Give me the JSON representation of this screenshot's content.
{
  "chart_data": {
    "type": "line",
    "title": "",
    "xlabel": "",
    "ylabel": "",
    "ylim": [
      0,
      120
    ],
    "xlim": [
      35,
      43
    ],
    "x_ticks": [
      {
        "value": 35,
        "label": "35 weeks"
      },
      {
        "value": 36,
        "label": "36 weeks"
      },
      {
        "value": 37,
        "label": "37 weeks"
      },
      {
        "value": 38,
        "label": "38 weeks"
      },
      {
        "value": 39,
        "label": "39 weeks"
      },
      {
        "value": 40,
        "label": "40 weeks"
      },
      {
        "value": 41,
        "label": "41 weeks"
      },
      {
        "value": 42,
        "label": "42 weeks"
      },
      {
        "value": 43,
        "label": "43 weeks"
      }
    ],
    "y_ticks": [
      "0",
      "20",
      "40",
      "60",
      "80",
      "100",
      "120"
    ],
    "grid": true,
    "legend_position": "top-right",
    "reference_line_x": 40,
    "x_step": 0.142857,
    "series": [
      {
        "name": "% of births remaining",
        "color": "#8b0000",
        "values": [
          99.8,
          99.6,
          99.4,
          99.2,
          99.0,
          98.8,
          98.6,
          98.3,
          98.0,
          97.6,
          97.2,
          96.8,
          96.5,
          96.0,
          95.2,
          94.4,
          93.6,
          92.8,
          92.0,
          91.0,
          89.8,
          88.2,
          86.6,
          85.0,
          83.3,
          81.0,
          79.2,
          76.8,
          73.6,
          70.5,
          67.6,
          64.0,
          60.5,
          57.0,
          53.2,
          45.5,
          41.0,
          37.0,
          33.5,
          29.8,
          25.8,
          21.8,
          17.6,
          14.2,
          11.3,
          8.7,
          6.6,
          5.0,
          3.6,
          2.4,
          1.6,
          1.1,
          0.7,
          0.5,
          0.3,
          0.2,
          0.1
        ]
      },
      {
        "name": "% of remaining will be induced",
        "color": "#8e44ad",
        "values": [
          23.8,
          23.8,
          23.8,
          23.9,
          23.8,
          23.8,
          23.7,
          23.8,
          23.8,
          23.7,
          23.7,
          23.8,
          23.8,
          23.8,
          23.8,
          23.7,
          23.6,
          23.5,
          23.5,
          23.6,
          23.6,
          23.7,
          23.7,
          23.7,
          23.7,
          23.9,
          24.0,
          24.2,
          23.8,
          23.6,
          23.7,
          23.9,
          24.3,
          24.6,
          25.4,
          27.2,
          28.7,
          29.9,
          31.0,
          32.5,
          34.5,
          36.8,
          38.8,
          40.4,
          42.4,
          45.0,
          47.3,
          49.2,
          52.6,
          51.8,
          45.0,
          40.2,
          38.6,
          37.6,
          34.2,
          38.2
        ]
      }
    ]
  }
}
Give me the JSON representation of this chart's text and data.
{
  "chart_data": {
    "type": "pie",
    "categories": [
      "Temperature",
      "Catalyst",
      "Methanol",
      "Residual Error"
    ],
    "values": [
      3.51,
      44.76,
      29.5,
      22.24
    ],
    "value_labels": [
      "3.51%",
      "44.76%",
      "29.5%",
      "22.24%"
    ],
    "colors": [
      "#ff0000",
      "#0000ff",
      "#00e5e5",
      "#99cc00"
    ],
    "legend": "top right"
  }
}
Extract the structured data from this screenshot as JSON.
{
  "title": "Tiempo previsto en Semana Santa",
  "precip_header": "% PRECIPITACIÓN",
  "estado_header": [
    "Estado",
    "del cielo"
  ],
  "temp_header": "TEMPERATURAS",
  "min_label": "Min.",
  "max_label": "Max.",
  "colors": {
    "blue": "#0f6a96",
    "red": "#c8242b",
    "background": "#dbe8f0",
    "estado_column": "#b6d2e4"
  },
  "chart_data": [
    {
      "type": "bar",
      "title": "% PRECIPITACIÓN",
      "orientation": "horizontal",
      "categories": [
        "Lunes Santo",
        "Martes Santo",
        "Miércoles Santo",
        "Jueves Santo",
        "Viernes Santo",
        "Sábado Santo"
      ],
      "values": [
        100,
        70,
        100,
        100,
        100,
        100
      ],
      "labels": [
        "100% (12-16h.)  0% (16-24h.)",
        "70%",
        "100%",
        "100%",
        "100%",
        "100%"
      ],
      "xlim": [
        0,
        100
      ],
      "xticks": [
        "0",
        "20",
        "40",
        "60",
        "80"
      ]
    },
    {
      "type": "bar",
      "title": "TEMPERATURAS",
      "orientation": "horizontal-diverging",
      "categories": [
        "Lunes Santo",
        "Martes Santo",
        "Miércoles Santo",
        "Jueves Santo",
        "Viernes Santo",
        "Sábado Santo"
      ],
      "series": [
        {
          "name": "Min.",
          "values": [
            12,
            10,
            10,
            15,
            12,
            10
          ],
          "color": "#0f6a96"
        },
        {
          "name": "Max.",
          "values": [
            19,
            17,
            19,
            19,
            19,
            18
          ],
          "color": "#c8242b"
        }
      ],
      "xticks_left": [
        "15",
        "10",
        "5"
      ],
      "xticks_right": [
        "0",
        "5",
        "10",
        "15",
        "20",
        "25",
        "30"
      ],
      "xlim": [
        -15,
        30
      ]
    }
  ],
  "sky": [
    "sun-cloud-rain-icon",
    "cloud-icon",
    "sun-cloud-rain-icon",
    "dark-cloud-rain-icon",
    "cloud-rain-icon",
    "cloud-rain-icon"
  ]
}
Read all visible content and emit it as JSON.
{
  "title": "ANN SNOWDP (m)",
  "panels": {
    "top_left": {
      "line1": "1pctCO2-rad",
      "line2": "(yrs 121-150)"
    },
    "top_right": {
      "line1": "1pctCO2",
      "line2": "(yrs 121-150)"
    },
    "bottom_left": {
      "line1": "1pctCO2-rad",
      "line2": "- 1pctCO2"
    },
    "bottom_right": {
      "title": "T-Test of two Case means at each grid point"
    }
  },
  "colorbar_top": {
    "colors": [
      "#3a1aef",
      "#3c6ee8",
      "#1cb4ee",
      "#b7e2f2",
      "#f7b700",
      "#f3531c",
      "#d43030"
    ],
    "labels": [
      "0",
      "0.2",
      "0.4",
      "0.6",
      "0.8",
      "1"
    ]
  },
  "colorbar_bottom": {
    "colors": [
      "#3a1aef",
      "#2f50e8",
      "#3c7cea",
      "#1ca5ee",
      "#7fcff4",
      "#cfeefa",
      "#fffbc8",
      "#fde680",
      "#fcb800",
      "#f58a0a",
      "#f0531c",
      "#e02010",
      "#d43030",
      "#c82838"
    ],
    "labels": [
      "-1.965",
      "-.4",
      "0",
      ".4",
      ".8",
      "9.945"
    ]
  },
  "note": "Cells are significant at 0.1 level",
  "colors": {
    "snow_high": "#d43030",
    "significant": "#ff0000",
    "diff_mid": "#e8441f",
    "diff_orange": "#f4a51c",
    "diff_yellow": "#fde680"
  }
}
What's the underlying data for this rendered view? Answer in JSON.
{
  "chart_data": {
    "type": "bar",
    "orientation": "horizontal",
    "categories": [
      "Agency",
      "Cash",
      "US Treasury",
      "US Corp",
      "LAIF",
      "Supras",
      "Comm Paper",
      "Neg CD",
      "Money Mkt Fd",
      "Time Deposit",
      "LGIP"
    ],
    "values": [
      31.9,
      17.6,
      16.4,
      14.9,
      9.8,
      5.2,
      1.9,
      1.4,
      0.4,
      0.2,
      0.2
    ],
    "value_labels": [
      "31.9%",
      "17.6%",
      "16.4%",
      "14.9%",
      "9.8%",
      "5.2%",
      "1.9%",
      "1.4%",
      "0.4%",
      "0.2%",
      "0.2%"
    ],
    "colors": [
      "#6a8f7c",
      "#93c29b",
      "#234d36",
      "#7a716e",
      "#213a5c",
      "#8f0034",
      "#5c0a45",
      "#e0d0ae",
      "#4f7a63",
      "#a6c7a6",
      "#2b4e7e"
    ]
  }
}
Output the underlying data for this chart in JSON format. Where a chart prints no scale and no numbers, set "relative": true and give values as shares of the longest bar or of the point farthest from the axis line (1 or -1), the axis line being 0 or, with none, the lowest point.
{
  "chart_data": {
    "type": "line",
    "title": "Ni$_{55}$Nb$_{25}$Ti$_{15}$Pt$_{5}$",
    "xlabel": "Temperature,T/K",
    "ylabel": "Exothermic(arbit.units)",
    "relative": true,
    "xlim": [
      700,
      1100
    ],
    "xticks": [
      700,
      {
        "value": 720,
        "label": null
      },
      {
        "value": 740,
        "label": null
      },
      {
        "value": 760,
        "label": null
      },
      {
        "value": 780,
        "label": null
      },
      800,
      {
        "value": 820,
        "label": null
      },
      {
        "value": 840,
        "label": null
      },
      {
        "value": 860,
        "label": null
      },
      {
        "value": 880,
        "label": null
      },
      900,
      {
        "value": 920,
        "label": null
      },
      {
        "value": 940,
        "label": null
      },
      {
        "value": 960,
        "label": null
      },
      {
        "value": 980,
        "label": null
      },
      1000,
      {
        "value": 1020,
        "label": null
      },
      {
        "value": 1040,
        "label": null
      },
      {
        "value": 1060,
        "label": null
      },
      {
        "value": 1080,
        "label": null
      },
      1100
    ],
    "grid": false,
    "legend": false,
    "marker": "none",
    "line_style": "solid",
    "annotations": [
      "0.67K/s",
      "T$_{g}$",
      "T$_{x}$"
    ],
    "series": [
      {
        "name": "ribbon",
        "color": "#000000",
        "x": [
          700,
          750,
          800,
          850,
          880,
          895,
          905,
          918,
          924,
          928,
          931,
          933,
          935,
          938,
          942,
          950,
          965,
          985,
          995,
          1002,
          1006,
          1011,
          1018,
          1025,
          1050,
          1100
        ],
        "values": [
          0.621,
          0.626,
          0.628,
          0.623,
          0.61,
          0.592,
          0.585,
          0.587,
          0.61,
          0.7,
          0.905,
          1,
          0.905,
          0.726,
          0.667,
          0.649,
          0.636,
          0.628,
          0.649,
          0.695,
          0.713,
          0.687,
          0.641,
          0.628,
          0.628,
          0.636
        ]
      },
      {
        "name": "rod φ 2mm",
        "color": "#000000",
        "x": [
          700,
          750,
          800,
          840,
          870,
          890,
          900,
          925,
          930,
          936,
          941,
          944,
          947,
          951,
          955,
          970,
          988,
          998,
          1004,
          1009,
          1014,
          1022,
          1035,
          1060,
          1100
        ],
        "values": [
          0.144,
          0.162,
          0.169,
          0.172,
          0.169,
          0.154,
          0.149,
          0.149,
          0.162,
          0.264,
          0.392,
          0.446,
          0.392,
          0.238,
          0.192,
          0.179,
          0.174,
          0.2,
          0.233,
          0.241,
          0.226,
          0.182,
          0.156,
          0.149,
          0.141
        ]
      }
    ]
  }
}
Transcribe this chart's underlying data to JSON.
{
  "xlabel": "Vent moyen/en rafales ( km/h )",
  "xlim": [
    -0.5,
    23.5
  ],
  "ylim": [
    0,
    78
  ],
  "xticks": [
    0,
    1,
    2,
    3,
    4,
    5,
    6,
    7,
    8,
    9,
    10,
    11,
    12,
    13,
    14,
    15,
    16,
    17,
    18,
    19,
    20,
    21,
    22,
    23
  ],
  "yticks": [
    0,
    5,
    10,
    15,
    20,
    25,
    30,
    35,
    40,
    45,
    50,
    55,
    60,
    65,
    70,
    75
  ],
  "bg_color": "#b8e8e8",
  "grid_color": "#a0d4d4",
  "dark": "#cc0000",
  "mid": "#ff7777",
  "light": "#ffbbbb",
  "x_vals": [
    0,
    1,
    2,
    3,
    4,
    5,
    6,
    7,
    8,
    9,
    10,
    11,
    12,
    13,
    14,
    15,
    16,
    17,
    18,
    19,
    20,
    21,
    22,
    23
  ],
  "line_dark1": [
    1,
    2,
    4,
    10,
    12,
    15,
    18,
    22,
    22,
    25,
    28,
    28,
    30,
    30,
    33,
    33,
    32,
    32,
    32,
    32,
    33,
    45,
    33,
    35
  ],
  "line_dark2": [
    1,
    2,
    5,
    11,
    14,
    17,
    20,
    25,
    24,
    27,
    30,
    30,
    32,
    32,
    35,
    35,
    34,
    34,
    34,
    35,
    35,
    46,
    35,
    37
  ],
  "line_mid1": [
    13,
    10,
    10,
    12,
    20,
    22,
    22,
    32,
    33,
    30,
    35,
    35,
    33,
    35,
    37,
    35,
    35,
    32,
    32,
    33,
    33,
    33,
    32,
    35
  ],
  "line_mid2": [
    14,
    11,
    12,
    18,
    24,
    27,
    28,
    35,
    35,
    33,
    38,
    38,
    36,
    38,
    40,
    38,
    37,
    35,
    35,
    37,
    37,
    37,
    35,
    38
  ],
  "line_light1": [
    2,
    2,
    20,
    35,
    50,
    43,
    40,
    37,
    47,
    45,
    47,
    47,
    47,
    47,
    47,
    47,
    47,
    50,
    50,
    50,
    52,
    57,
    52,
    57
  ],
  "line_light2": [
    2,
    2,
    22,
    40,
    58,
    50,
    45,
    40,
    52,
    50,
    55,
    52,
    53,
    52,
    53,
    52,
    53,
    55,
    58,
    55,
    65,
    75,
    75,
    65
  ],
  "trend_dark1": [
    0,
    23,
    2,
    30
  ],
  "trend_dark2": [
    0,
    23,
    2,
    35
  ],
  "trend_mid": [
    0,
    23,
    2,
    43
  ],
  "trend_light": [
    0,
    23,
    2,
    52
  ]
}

→ **WHAT IS NEEDED**:
Copy out each line in the listing that has the word "relative".

→ **OUTPUT OF THE EXERCISE**:
Output the underlying data for this chart in JSON format. Where a chart prints no scale and no numbers, set "relative": true and give values as shares of the longest bar or of the point farthest from the axis line (1 or -1), the axis line being 0 or, with none, the lowest point.
    "relative": true,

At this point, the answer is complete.